Kann mir jemand helfen?

Stefan.Last edited by StefanP on Mon Apr 03, 2006 1:24 pm; edited 1 time in total

----------

## kernelverbieger

Was hast du denn in /etc/fstab für dieses Laufwerk stehen?

Bzw. wie sieht die udev-Regel dafür aus? Nicht das das Laufwerk falsch zugeordnet wird... :Wink: 

MfG

kernelverbieger

----------

## StefanP

Da habe ich mir es einfach gemacht:

/dev/sda1 /mnt/usbstorage rw,users 0 0

Das Laufwerk wird nur manuell gemountet, eine udev-Regle gibt es nicht.

Stefan

----------

## BuLLy

Wird die Platte denn an anderen Rechnern vernünpftig erkannt? Wenn Du nur einen Rechner hast vielleicht mal ne Knoppix oder die Gentoo Inst-CD reinlegen und damit testen. So kannst Du auschließen, dass es an deiner Installation liegt.

----------

## kernelverbieger

 *StefanP wrote:*   

> Da habe ich mir es einfach gemacht:
> 
> /dev/sda1 /mnt/usbstorage rw,users 0 0
> 
> Das Laufwerk wird nur manuell gemountet, eine udev-Regle gibt es nicht.
> ...

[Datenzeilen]
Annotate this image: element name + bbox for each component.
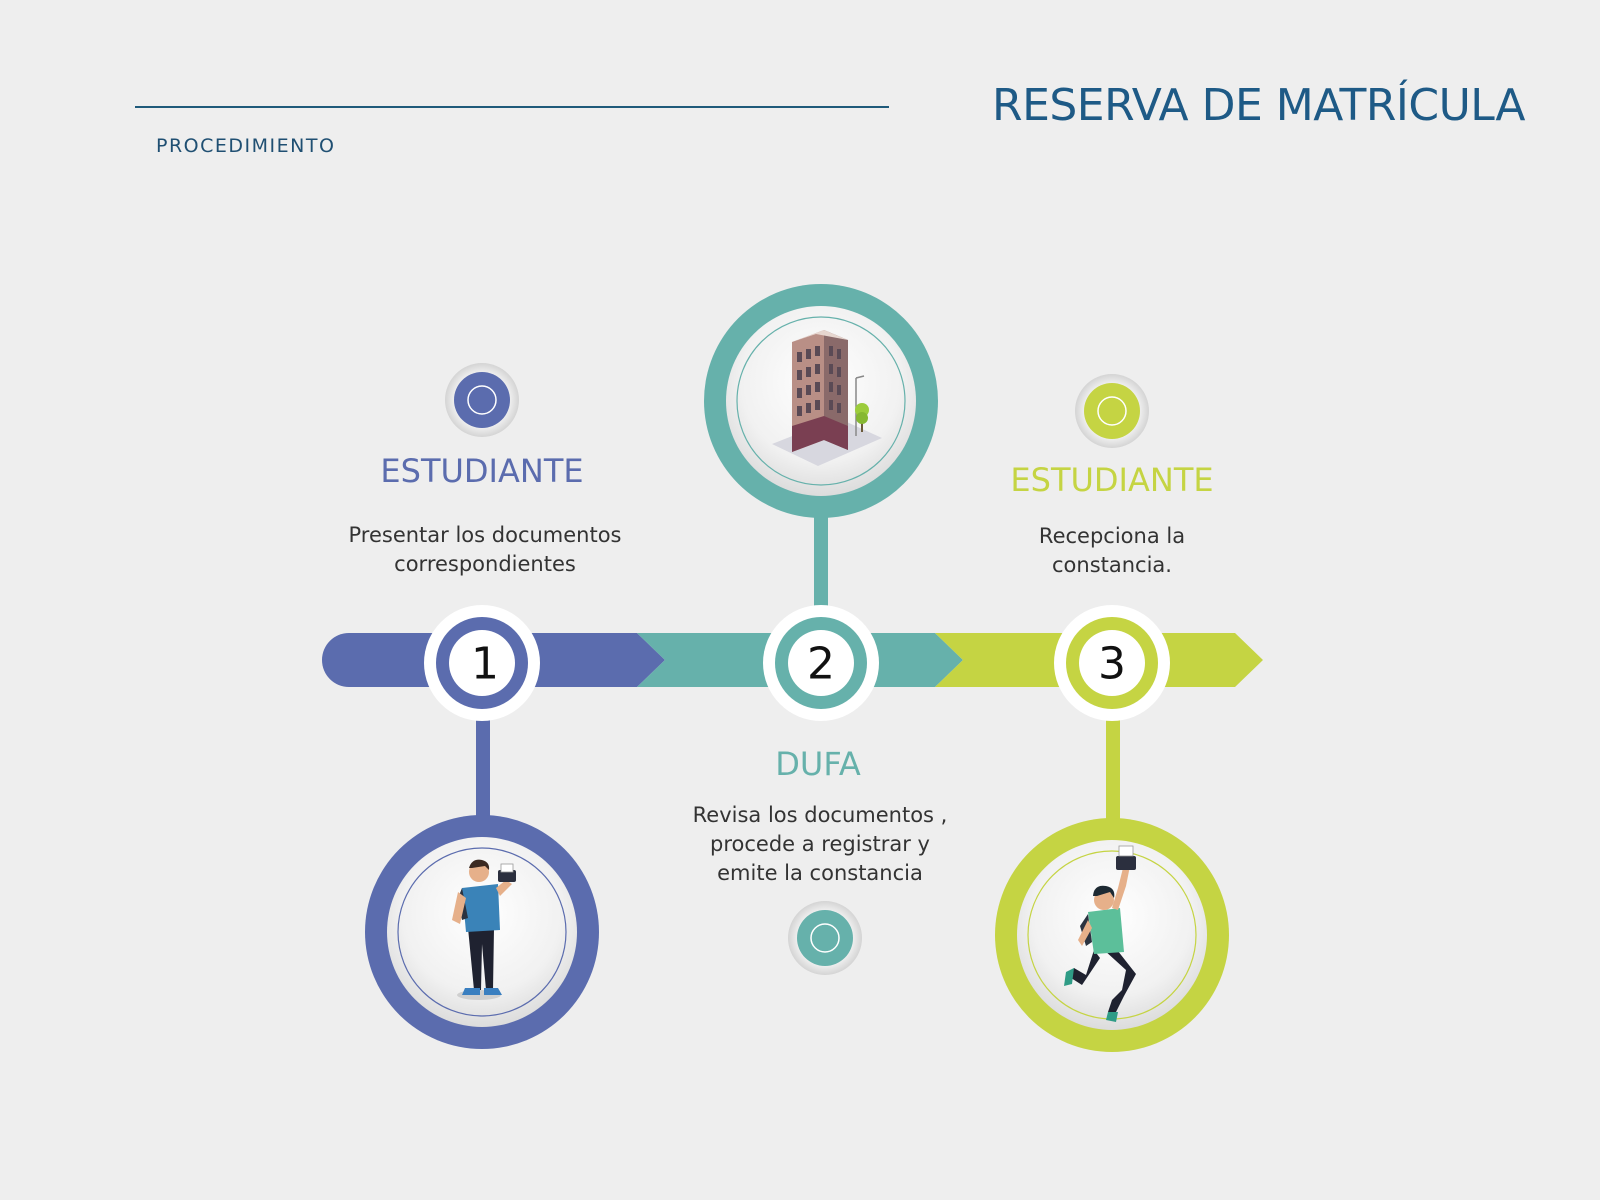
step-2-number: 2 bbox=[807, 638, 835, 690]
step-3-description-line-1: Recepciona la bbox=[1038, 524, 1186, 548]
connector-2 bbox=[814, 505, 828, 609]
step-3-description-line-2: constancia. bbox=[1052, 553, 1172, 577]
connector-1 bbox=[476, 712, 490, 818]
step-1-description-line-2: correspondientes bbox=[394, 552, 576, 576]
section-label: PROCEDIMIENTO bbox=[156, 135, 336, 157]
step-2-description-line-2: procede a registrar y bbox=[710, 832, 930, 856]
step-1-role: ESTUDIANTE bbox=[380, 452, 584, 490]
step-badge-2 bbox=[763, 605, 879, 721]
step-2-description-line-3: emite la constancia bbox=[717, 861, 923, 885]
step-1-description: Presentar los documentos correspondiente… bbox=[348, 521, 621, 579]
step-2-description-line-1: Revisa los documentos , bbox=[692, 803, 948, 827]
header-divider bbox=[135, 106, 889, 108]
dot-marker-1 bbox=[445, 363, 519, 437]
page-title: RESERVA DE MATRÍCULA bbox=[992, 80, 1525, 131]
student-standing-icon bbox=[452, 859, 516, 1000]
step-3-description: Recepciona la constancia. bbox=[1039, 522, 1185, 580]
building-icon bbox=[772, 330, 882, 466]
step-2-role: DUFA bbox=[775, 745, 861, 783]
step-3-number: 3 bbox=[1098, 638, 1126, 690]
step-3-role: ESTUDIANTE bbox=[1010, 461, 1214, 499]
step-2-description: Revisa los documentos , procede a regist… bbox=[693, 801, 948, 888]
step-badge-3 bbox=[1054, 605, 1170, 721]
dot-marker-2 bbox=[788, 901, 862, 975]
step-1-description-line-1: Presentar los documentos bbox=[348, 523, 622, 547]
step-badge-1 bbox=[424, 605, 540, 721]
step-1-number: 1 bbox=[471, 638, 499, 690]
dot-marker-3 bbox=[1075, 374, 1149, 448]
connector-3 bbox=[1106, 712, 1120, 820]
student-jumping-icon bbox=[1064, 845, 1136, 1022]
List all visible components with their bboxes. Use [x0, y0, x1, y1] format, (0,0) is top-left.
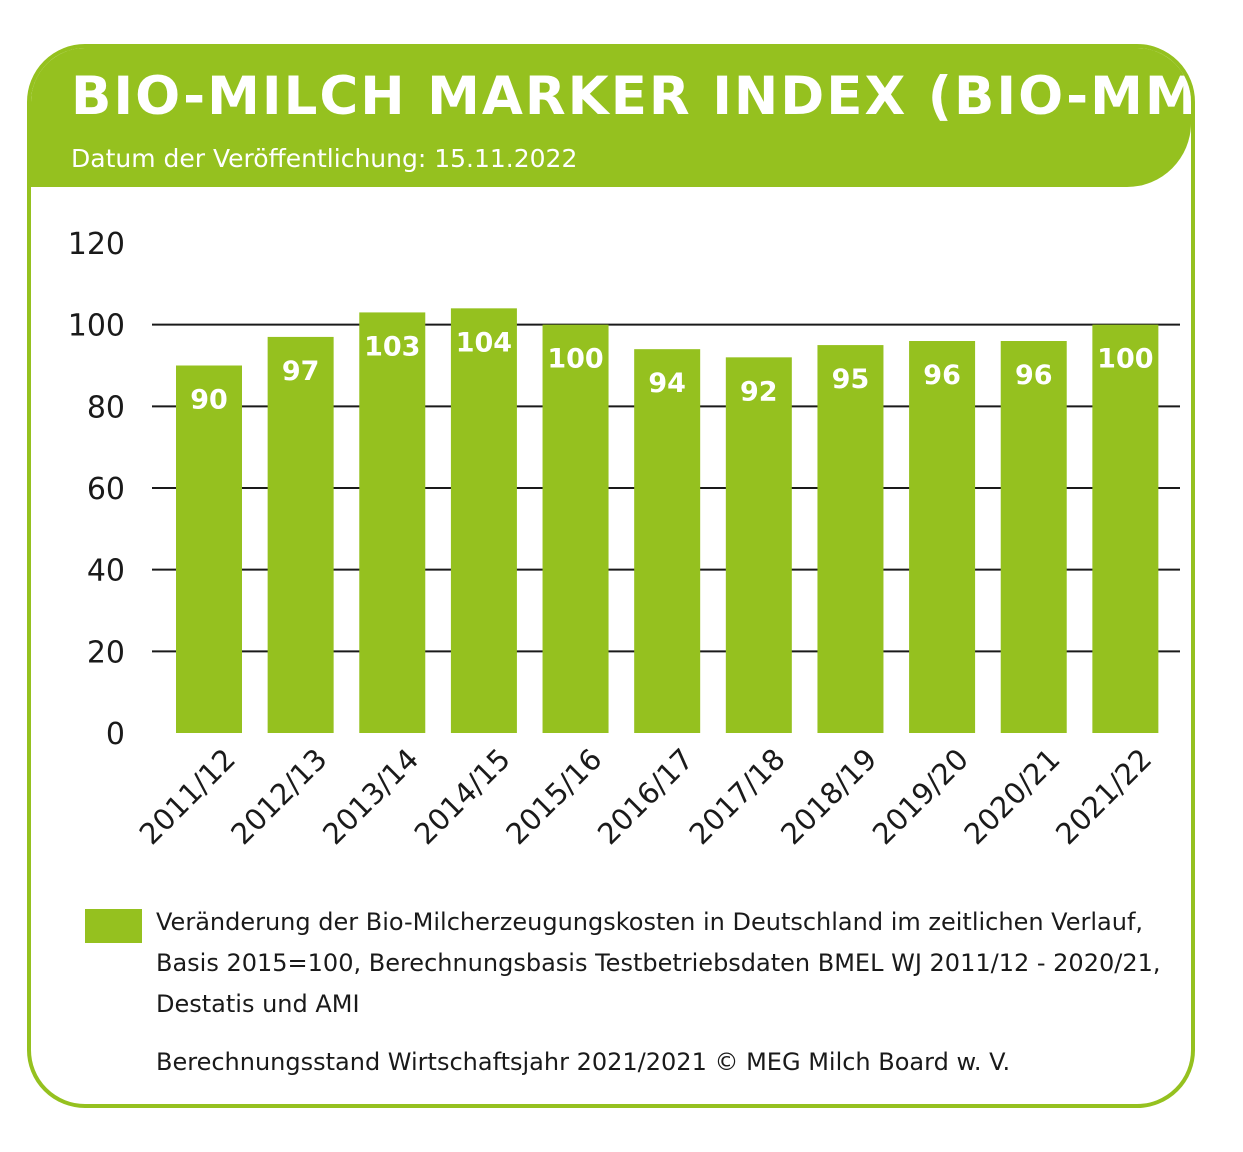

#### Aufgaben:
A - Nenne jeden Benutzernamen, der im Forenauszug als Überschrift eines Beitrags steht, und zwar jeden nur einmal.
B - Gib den Abschnitt des Forenauszugs unverändert wieder, der bei den Worten „Stefan.Last edited by“ beginnt und nach den Worten „dieses Laufwerk stehen?“ endet.
Die Zeilen werden hier nicht gebraucht.

#### Lösungen:
A - kernelverbieger, StefanP, BuLLy

B -
Stefan.Last edited by StefanP on Mon Apr 03, 2006 1:24 pm; edited 1 time in total

----------

## kernelverbieger

Was hast du denn in /etc/fstab für dieses Laufwerk stehen?